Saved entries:
※

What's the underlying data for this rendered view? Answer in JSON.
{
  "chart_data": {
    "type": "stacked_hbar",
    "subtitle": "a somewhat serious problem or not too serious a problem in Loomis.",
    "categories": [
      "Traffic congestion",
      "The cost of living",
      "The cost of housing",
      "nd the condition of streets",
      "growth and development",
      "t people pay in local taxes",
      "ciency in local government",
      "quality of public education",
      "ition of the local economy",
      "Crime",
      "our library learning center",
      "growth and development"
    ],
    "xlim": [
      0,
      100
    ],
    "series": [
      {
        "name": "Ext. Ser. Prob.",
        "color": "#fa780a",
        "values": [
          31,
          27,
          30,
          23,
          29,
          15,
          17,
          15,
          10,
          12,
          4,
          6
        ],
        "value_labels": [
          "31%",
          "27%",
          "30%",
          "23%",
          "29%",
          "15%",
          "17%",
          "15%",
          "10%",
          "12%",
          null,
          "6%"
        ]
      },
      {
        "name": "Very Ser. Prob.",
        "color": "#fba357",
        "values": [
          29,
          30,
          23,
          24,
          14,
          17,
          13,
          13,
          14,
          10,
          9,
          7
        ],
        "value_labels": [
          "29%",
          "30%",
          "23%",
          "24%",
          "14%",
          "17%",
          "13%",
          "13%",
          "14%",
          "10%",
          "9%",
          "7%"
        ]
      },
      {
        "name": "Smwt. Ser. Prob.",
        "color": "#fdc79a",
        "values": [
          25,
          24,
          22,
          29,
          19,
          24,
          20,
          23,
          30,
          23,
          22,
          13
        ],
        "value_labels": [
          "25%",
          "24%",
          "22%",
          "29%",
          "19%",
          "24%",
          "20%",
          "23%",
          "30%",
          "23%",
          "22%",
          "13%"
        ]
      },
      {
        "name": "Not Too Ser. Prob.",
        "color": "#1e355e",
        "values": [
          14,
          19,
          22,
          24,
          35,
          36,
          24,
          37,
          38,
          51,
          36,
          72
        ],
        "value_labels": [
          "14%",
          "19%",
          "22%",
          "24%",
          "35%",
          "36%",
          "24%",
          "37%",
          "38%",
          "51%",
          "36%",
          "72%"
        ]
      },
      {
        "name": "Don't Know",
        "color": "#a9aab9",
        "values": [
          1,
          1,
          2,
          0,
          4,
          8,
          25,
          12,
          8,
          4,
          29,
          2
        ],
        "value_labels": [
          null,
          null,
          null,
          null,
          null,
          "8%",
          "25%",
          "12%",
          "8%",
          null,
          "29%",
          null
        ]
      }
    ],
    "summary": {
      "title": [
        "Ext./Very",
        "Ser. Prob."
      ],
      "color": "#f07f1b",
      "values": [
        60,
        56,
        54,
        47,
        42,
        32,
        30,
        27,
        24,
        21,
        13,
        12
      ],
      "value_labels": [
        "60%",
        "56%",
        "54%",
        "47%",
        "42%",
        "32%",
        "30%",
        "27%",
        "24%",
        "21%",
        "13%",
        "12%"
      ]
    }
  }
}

※

• [Given instruction]:
Look over the listing above. Pick out and copy every line that includes "growth".

• [Task response]:
      "growth and development",
      "growth and development"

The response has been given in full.